[Records contained in a dataset]
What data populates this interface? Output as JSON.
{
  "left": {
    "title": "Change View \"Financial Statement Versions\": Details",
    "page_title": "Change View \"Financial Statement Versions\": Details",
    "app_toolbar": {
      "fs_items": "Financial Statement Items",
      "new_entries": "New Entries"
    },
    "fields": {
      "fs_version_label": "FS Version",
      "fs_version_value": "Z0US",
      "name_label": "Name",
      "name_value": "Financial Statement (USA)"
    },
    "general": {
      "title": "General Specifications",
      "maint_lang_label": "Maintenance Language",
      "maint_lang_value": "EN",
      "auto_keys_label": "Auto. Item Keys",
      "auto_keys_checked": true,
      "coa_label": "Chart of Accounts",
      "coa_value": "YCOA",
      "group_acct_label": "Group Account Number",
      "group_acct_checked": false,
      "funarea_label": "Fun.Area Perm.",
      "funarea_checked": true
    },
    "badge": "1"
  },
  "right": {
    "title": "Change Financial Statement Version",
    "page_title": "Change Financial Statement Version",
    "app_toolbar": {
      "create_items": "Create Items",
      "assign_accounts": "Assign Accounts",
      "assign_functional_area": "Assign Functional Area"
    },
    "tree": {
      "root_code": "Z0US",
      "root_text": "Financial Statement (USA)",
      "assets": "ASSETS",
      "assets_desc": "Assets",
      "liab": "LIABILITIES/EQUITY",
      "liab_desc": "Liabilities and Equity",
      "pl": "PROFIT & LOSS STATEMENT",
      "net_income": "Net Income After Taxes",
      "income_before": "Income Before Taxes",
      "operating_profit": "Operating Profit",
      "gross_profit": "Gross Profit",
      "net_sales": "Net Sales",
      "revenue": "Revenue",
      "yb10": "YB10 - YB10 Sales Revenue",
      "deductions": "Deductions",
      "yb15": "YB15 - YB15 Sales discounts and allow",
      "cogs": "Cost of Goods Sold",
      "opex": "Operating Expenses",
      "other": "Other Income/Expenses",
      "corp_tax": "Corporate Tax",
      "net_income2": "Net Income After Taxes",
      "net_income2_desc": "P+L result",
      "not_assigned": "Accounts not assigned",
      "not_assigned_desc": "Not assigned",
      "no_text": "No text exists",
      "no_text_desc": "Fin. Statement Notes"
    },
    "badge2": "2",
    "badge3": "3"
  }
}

### What is expected
Faithfully reproduce all of the records, character for character.

### Exercise solution
What data populates this interface? Output as JSON.
{
  "left": {
    "title": "Change View \"Financial Statement Versions\": Details",
    "page_title": "Change View \"Financial Statement Versions\": Details",
    "app_toolbar": {
      "fs_items": "Financial Statement Items",
      "new_entries": "New Entries"
    },
    "fields": {
      "fs_version_label": "FS Version",
      "fs_version_value": "Z0US",
      "name_label": "Name",
      "name_value": "Financial Statement (USA)"
    },
    "general": {
      "title": "General Specifications",
      "maint_lang_label": "Maintenance Language",
      "maint_lang_value": "EN",
      "auto_keys_label": "Auto. Item Keys",
      "auto_keys_checked": true,
      "coa_label": "Chart of Accounts",
      "coa_value": "YCOA",
      "group_acct_label": "Group Account Number",
      "group_acct_checked": false,
      "funarea_label": "Fun.Area Perm.",
      "funarea_checked": true
    },
    "badge": "1"
  },
  "right": {
    "title": "Change Financial Statement Version",
    "page_title": "Change Financial Statement Version",
    "app_toolbar": {
      "create_items": "Create Items",
      "assign_accounts": "Assign Accounts",
      "assign_functional_area": "Assign Functional Area"
    },
    "tree": {
      "root_code": "Z0US",
      "root_text": "Financial Statement (USA)",
      "assets": "ASSETS",
      "assets_desc": "Assets",
      "liab": "LIABILITIES/EQUITY",
      "liab_desc": "Liabilities and Equity",
      "pl": "PROFIT & LOSS STATEMENT",
      "net_income": "Net Income After Taxes",
      "income_before": "Income Before Taxes",
      "operating_profit": "Operating Profit",
      "gross_profit": "Gross Profit",
      "net_sales": "Net Sales",
      "revenue": "Revenue",
      "yb10": "YB10 - YB10 Sales Revenue",
      "deductions": "Deductions",
      "yb15": "YB15 - YB15 Sales discounts and allow",
      "cogs": "Cost of Goods Sold",
      "opex": "Operating Expenses",
      "other": "Other Income/Expenses",
      "corp_tax": "Corporate Tax",
      "net_income2": "Net Income After Taxes",
      "net_income2_desc": "P+L result",
      "not_assigned": "Accounts not assigned",
      "not_assigned_desc": "Not assigned",
      "no_text": "No text exists",
      "no_text_desc": "Fin. Statement Notes"
    },
    "badge2": "2",
    "badge3": "3"
  }
}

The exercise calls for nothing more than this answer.